- _Task details_: From the listing that follows, output everything exactly except the pictures.

- _Extracted data_:
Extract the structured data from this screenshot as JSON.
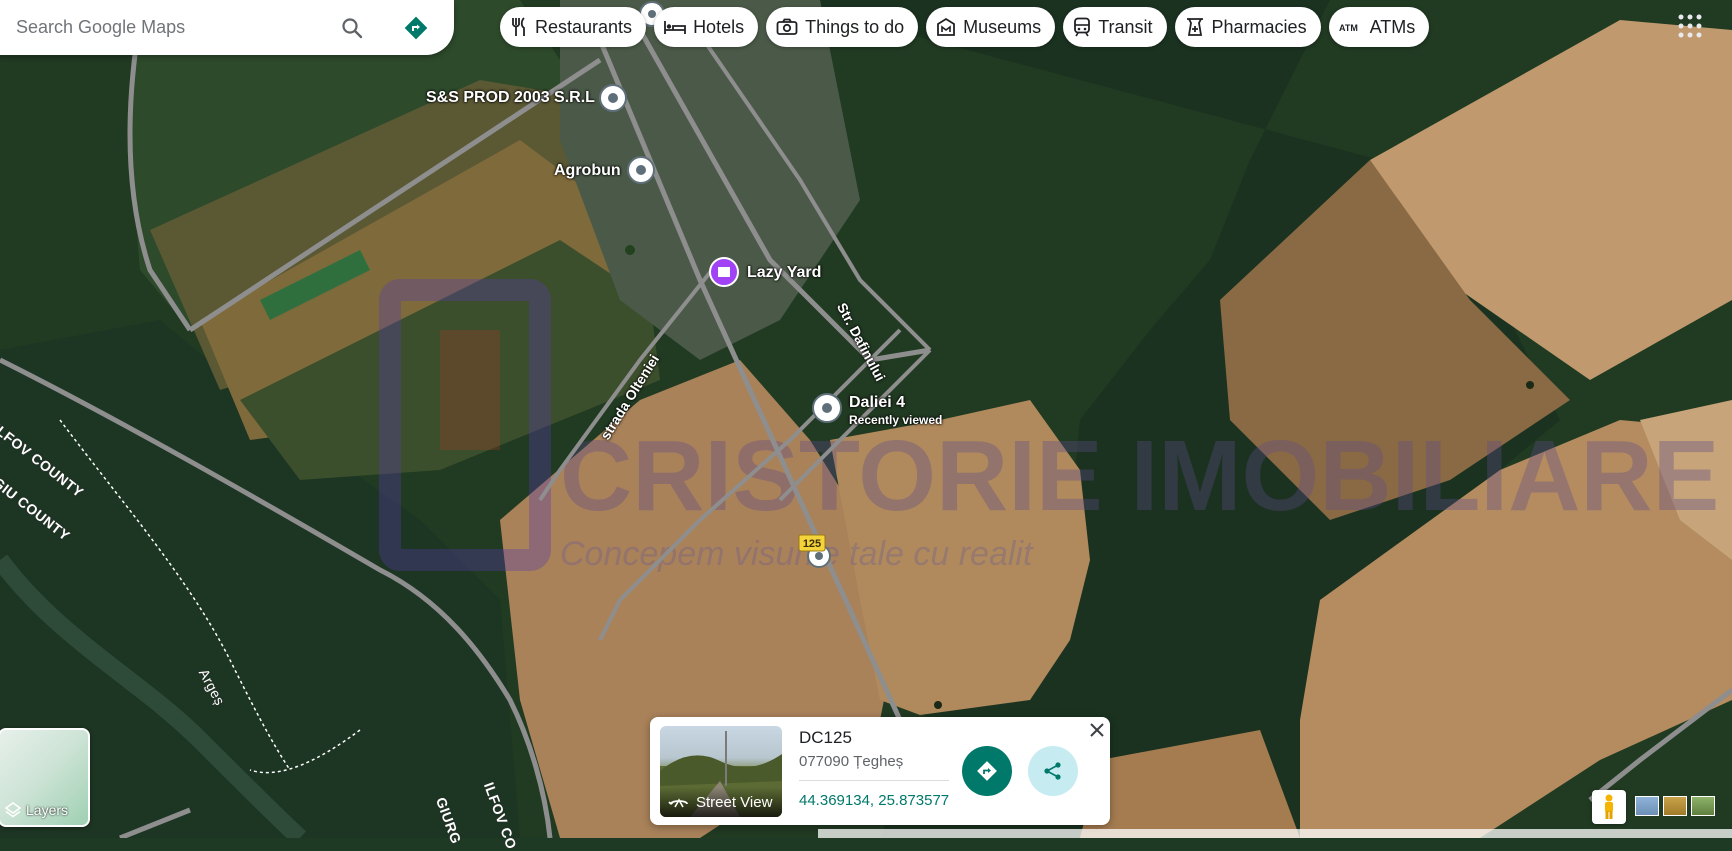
{
  "search": {
    "placeholder": "Search Google Maps"
  },
  "chips": [
    {
      "label": "Restaurants",
      "icon": "fork-knife-icon"
    },
    {
      "label": "Hotels",
      "icon": "bed-icon"
    },
    {
      "label": "Things to do",
      "icon": "camera-icon"
    },
    {
      "label": "Museums",
      "icon": "museum-icon"
    },
    {
      "label": "Transit",
      "icon": "train-icon"
    },
    {
      "label": "Pharmacies",
      "icon": "pharmacy-icon"
    },
    {
      "label": "ATMs",
      "icon": "atm-icon"
    }
  ],
  "places": [
    {
      "name": "S&S PROD 2003 S.R.L"
    },
    {
      "name": "Agrobun"
    },
    {
      "name": "Lazy Yard"
    },
    {
      "name": "Daliei 4",
      "sub": "Recently viewed"
    }
  ],
  "roads": {
    "dafinului": "Str. Dafinului",
    "olteniei": "strada Olteniei",
    "marker": "125"
  },
  "regions": {
    "ilfov1": "ILFOV COUNTY",
    "giurgiu1": "GIU COUNTY",
    "river": "Argeș",
    "giurgiu2": "GIURG",
    "ilfov2": "ILFOV CO"
  },
  "watermark": {
    "title": "CRISTORIE IMOBILIARE",
    "tagline": "Concepem visurile tale cu realit"
  },
  "card": {
    "title": "DC125",
    "address": "077090 Țegheș",
    "coords": "44.369134, 25.873577",
    "street_view": "Street View"
  },
  "layers": {
    "label": "Layers"
  },
  "colors": {
    "accent": "#00796b",
    "share_bg": "#c6ecf2",
    "poi_purple": "#a142f4"
  }
}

- _Written response_:
Extract the structured data from this screenshot as JSON.
{
  "search": {
    "placeholder": "Search Google Maps"
  },
  "chips": [
    {
      "label": "Restaurants",
      "icon": "fork-knife-icon"
    },
    {
      "label": "Hotels",
      "icon": "bed-icon"
    },
    {
      "label": "Things to do",
      "icon": "camera-icon"
    },
    {
      "label": "Museums",
      "icon": "museum-icon"
    },
    {
      "label": "Transit",
      "icon": "train-icon"
    },
    {
      "label": "Pharmacies",
      "icon": "pharmacy-icon"
    },
    {
      "label": "ATMs",
      "icon": "atm-icon"
    }
  ],
  "places": [
    {
      "name": "S&S PROD 2003 S.R.L"
    },
    {
      "name": "Agrobun"
    },
    {
      "name": "Lazy Yard"
    },
    {
      "name": "Daliei 4",
      "sub": "Recently viewed"
    }
  ],
  "roads": {
    "dafinului": "Str. Dafinului",
    "olteniei": "strada Olteniei",
    "marker": "125"
  },
  "regions": {
    "ilfov1": "ILFOV COUNTY",
    "giurgiu1": "GIU COUNTY",
    "river": "Argeș",
    "giurgiu2": "GIURG",
    "ilfov2": "ILFOV CO"
  },
  "watermark": {
    "title": "CRISTORIE IMOBILIARE",
    "tagline": "Concepem visurile tale cu realit"
  },
  "card": {
    "title": "DC125",
    "address": "077090 Țegheș",
    "coords": "44.369134, 25.873577",
    "street_view": "Street View"
  },
  "layers": {
    "label": "Layers"
  },
  "colors": {
    "accent": "#00796b",
    "share_bg": "#c6ecf2",
    "poi_purple": "#a142f4"
  }
}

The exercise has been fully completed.